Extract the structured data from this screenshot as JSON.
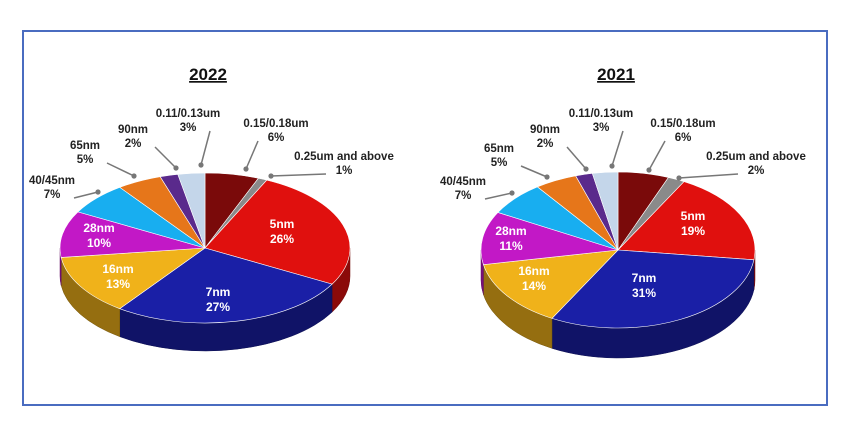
{
  "chart_data": [
    {
      "type": "pie",
      "title": "2022",
      "categories": [
        "5nm",
        "7nm",
        "16nm",
        "28nm",
        "40/45nm",
        "65nm",
        "90nm",
        "0.11/0.13um",
        "0.15/0.18um",
        "0.25um and above"
      ],
      "values": [
        26,
        27,
        13,
        10,
        7,
        5,
        2,
        3,
        6,
        1
      ],
      "value_labels": [
        "26%",
        "27%",
        "13%",
        "10%",
        "7%",
        "5%",
        "2%",
        "3%",
        "6%",
        "1%"
      ],
      "colors": [
        "#e0100e",
        "#1a1fa6",
        "#f0b21a",
        "#c218c6",
        "#18aef0",
        "#e6761a",
        "#5a2a8c",
        "#c4d6ea",
        "#7a0a0a",
        "#8a8a8a"
      ]
    },
    {
      "type": "pie",
      "title": "2021",
      "categories": [
        "5nm",
        "7nm",
        "16nm",
        "28nm",
        "40/45nm",
        "65nm",
        "90nm",
        "0.11/0.13um",
        "0.15/0.18um",
        "0.25um and above"
      ],
      "values": [
        19,
        31,
        14,
        11,
        7,
        5,
        2,
        3,
        6,
        2
      ],
      "value_labels": [
        "19%",
        "31%",
        "14%",
        "11%",
        "7%",
        "5%",
        "2%",
        "3%",
        "6%",
        "2%"
      ],
      "colors": [
        "#e0100e",
        "#1a1fa6",
        "#f0b21a",
        "#c218c6",
        "#18aef0",
        "#e6761a",
        "#5a2a8c",
        "#c4d6ea",
        "#7a0a0a",
        "#8a8a8a"
      ]
    }
  ]
}
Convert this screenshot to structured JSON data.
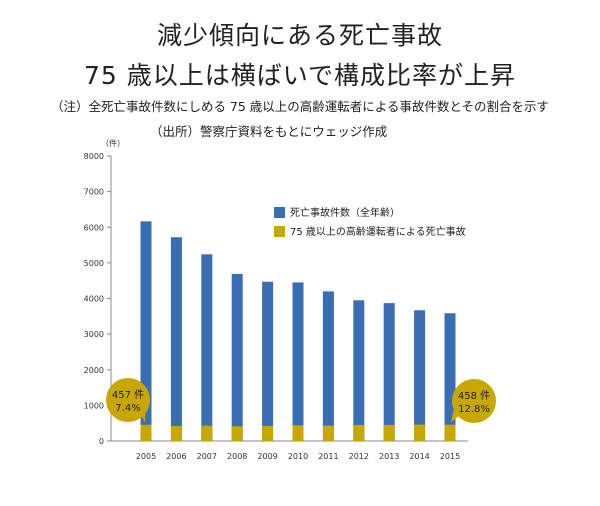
{
  "title_line1": "減少傾向にある死亡事故",
  "title_line2": "75 歳以上は横ばいで構成比率が上昇",
  "note": "（注）全死亡事故件数にしめる 75 歳以上の高齢運転者による事故件数とその割合を示す",
  "source": "（出所）警察庁資料をもとにウェッジ作成",
  "colors": {
    "total": "#3a6eb4",
    "elderly": "#c8a800",
    "bubble": "#c8a800"
  },
  "chart_data": {
    "type": "bar",
    "unit_label": "（件）",
    "categories": [
      "2005",
      "2006",
      "2007",
      "2008",
      "2009",
      "2010",
      "2011",
      "2012",
      "2013",
      "2014",
      "2015"
    ],
    "series": [
      {
        "name": "死亡事故件数（全年齢）",
        "values": [
          6165,
          5720,
          5240,
          4690,
          4470,
          4450,
          4200,
          3950,
          3870,
          3670,
          3585
        ]
      },
      {
        "name": "75 歳以上の高齢運転者による死亡事故",
        "values": [
          457,
          420,
          430,
          415,
          420,
          440,
          430,
          450,
          450,
          460,
          458
        ]
      }
    ],
    "ylim": [
      0,
      8000
    ],
    "yticks": [
      0,
      1000,
      2000,
      3000,
      4000,
      5000,
      6000,
      7000,
      8000
    ],
    "ytick_labels": [
      "0",
      "1000",
      "2000",
      "3000",
      "4000",
      "5000",
      "6000",
      "7000",
      "8000"
    ],
    "annotations": [
      {
        "category": "2005",
        "count": "457 件",
        "share": "7.4%"
      },
      {
        "category": "2015",
        "count": "458 件",
        "share": "12.8%"
      }
    ]
  }
}
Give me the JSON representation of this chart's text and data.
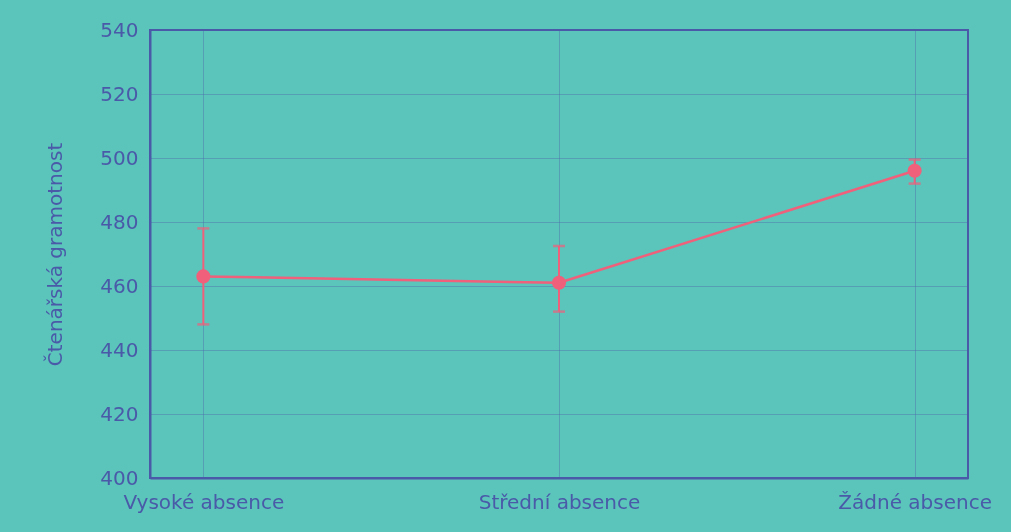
{
  "chart_data": {
    "type": "line",
    "ylabel": "Čtenářská gramotnost",
    "categories": [
      "Vysoké absence",
      "Střední absence",
      "Žádné absence"
    ],
    "series": [
      {
        "color": "#f0607a",
        "values": [
          463,
          461,
          496
        ],
        "errors": [
          [
            448,
            478
          ],
          [
            452,
            472.5
          ],
          [
            492,
            499.5
          ]
        ]
      }
    ],
    "ylim": [
      400,
      540
    ],
    "yticks": [
      400,
      420,
      440,
      460,
      480,
      500,
      520,
      540
    ],
    "grid": true,
    "marker": "circle"
  }
}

SET PROBLEM: Using the records given above, list every line that includes the word "this".

FINAL ANSWER:
Extract the structured data from this screenshot as JSON.
Convert this screenshot to structured JSON data.
Give me the JSON representation of this chart's text and data.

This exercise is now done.